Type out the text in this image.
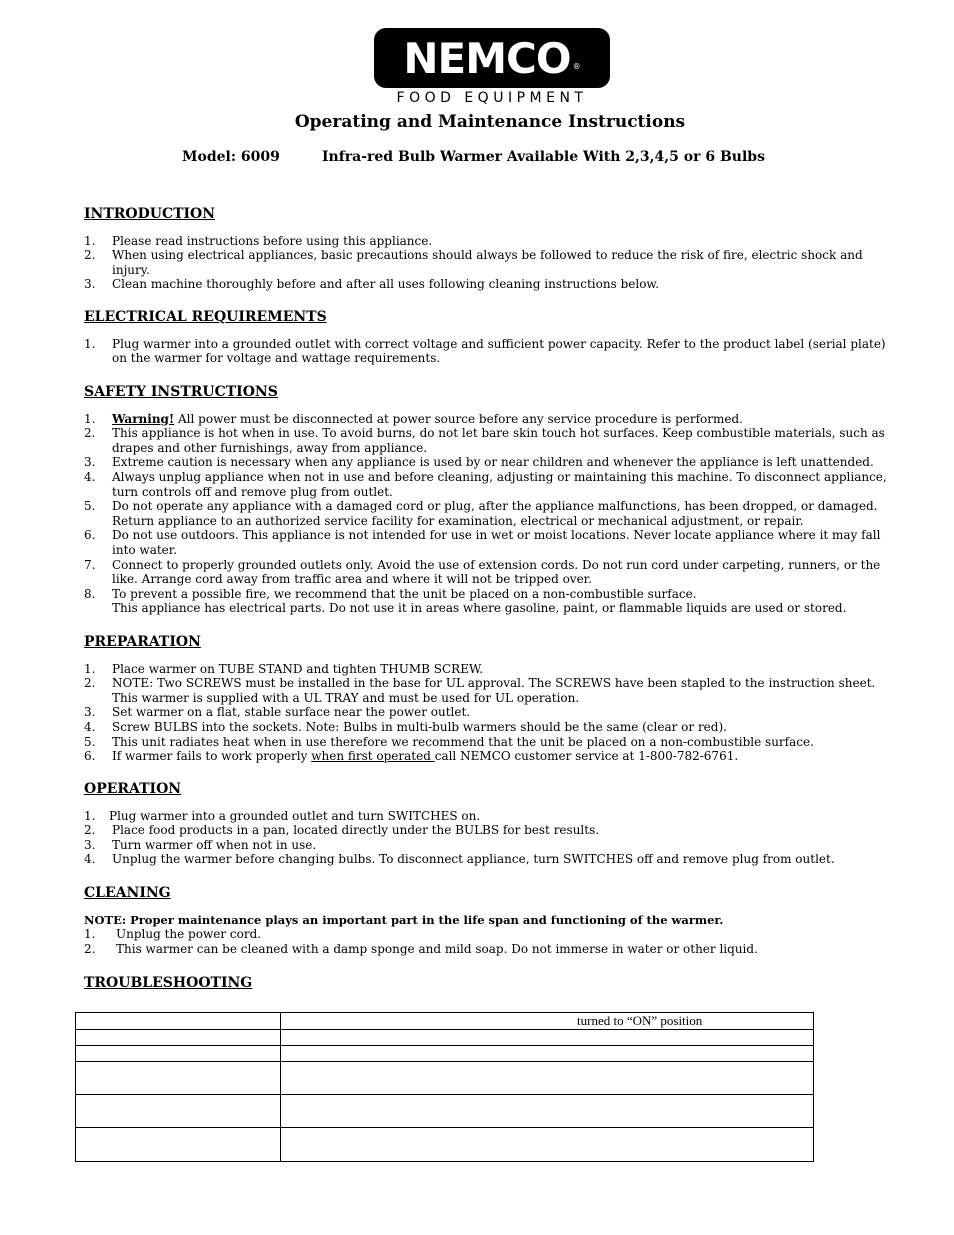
NEMCO ®
FOOD EQUIPMENT
Operating and Maintenance Instructions
Model: 6009	Infra-red Bulb Warmer Available With 2,3,4,5 or 6 Bulbs
INTRODUCTION
1. Please read instructions before using this appliance.
2. When using electrical appliances, basic precautions should always be followed to reduce the risk of fire, electric shock and injury.
3. Clean machine thoroughly before and after all uses following cleaning instructions below.
ELECTRICAL REQUIREMENTS
1. Plug warmer into a grounded outlet with correct voltage and sufficient power capacity. Refer to the product label (serial plate) on the warmer for voltage and wattage requirements.
SAFETY INSTRUCTIONS
1. Warning! All power must be disconnected at power source before any service procedure is performed.
2. This appliance is hot when in use. To avoid burns, do not let bare skin touch hot surfaces. Keep combustible materials, such as drapes and other furnishings, away from appliance.
3. Extreme caution is necessary when any appliance is used by or near children and whenever the appliance is left unattended.
4. Always unplug appliance when not in use and before cleaning, adjusting or maintaining this machine. To disconnect appliance, turn controls off and remove plug from outlet.
5. Do not operate any appliance with a damaged cord or plug, after the appliance malfunctions, has been dropped, or damaged. Return appliance to an authorized service facility for examination, electrical or mechanical adjustment, or repair.
6. Do not use outdoors. This appliance is not intended for use in wet or moist locations. Never locate appliance where it may fall into water.
7. Connect to properly grounded outlets only. Avoid the use of extension cords. Do not run cord under carpeting, runners, or the like. Arrange cord away from traffic area and where it will not be tripped over.
8. To prevent a possible fire, we recommend that the unit be placed on a non-combustible surface.
This appliance has electrical parts. Do not use it in areas where gasoline, paint, or flammable liquids are used or stored.
PREPARATION
1. Place warmer on TUBE STAND and tighten THUMB SCREW.
2. NOTE: Two SCREWS must be installed in the base for UL approval. The SCREWS have been stapled to the instruction sheet. This warmer is supplied with a UL TRAY and must be used for UL operation.
3. Set warmer on a flat, stable surface near the power outlet.
4. Screw BULBS into the sockets. Note: Bulbs in multi-bulb warmers should be the same (clear or red).
5. This unit radiates heat when in use therefore we recommend that the unit be placed on a non-combustible surface.
6. If warmer fails to work properly when first operated call NEMCO customer service at 1-800-782-6761.
OPERATION
1. Plug warmer into a grounded outlet and turn SWITCHES on.
2. Place food products in a pan, located directly under the BULBS for best results.
3. Turn warmer off when not in use.
4. Unplug the warmer before changing bulbs. To disconnect appliance, turn SWITCHES off and remove plug from outlet.
CLEANING
NOTE: Proper maintenance plays an important part in the life span and functioning of the warmer.
1. Unplug the power cord.
2. This warmer can be cleaned with a damp sponge and mild soap. Do not immerse in water or other liquid.
TROUBLESHOOTING

	turned to “ON” position
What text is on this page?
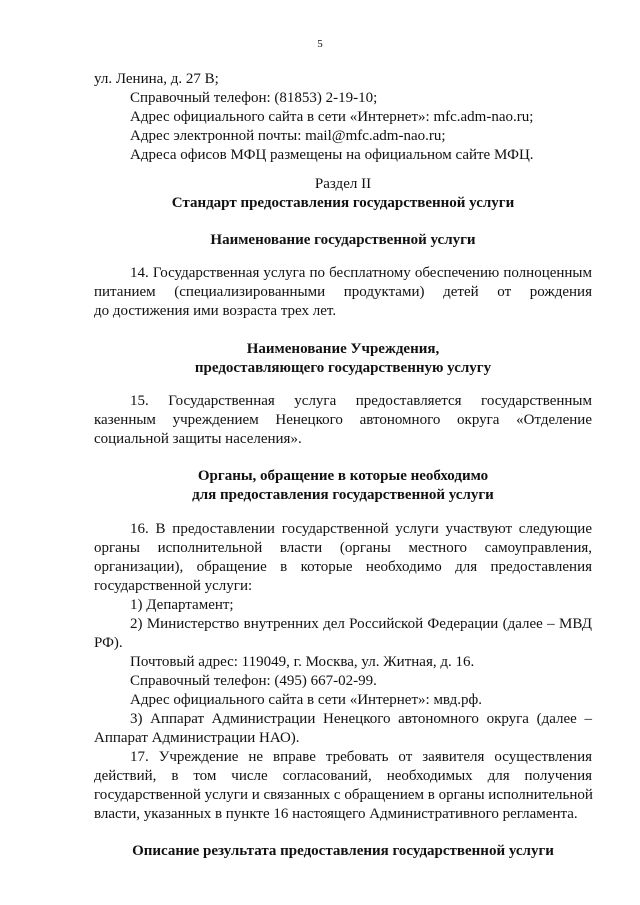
5
ул. Ленина, д. 27 В;
Справочный телефон: (81853) 2-19-10;
Адрес официального сайта в сети «Интернет»: mfc.adm-nao.ru;
Адрес электронной почты: mail@mfc.adm-nao.ru;
Адреса офисов МФЦ размещены на официальном сайте МФЦ.
Раздел II
Стандарт предоставления государственной услуги
Наименование государственной услуги
14. Государственная услуга по бесплатному обеспечению полноценным
питанием (специализированными продуктами) детей от рождения
до достижения ими возраста трех лет.
Наименование Учреждения,
предоставляющего государственную услугу
15. Государственная услуга предоставляется государственным
казенным учреждением Ненецкого автономного округа «Отделение
социальной защиты населения».
Органы, обращение в которые необходимо
для предоставления государственной услуги
16. В предоставлении государственной услуги участвуют следующие
органы исполнительной власти (органы местного самоуправления,
организации), обращение в которые необходимо для предоставления
государственной услуги:
1) Департамент;
2) Министерство внутренних дел Российской Федерации (далее – МВД
РФ).
Почтовый адрес: 119049, г. Москва, ул. Житная, д. 16.
Справочный телефон: (495) 667-02-99.
Адрес официального сайта в сети «Интернет»: мвд.рф.
3) Аппарат Администрации Ненецкого автономного округа (далее –
Аппарат Администрации НАО).
17. Учреждение не вправе требовать от заявителя осуществления
действий, в том числе согласований, необходимых для получения
государственной услуги и связанных с обращением в органы исполнительной
власти, указанных в пункте 16 настоящего Административного регламента.
Описание результата предоставления государственной услуги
━━━━━━━━━━━━━━━━━━━━━━━━━━━━━━
#### Goal of the exercise
Identify each line in the entries with the word "that" and copy it.

#### Written response
8. To prevent a possible fire, we recommend that the unit be placed on a non-combustible surface.
5. This unit radiates heat when in use therefore we recommend that the unit be placed on a non-combustible surface.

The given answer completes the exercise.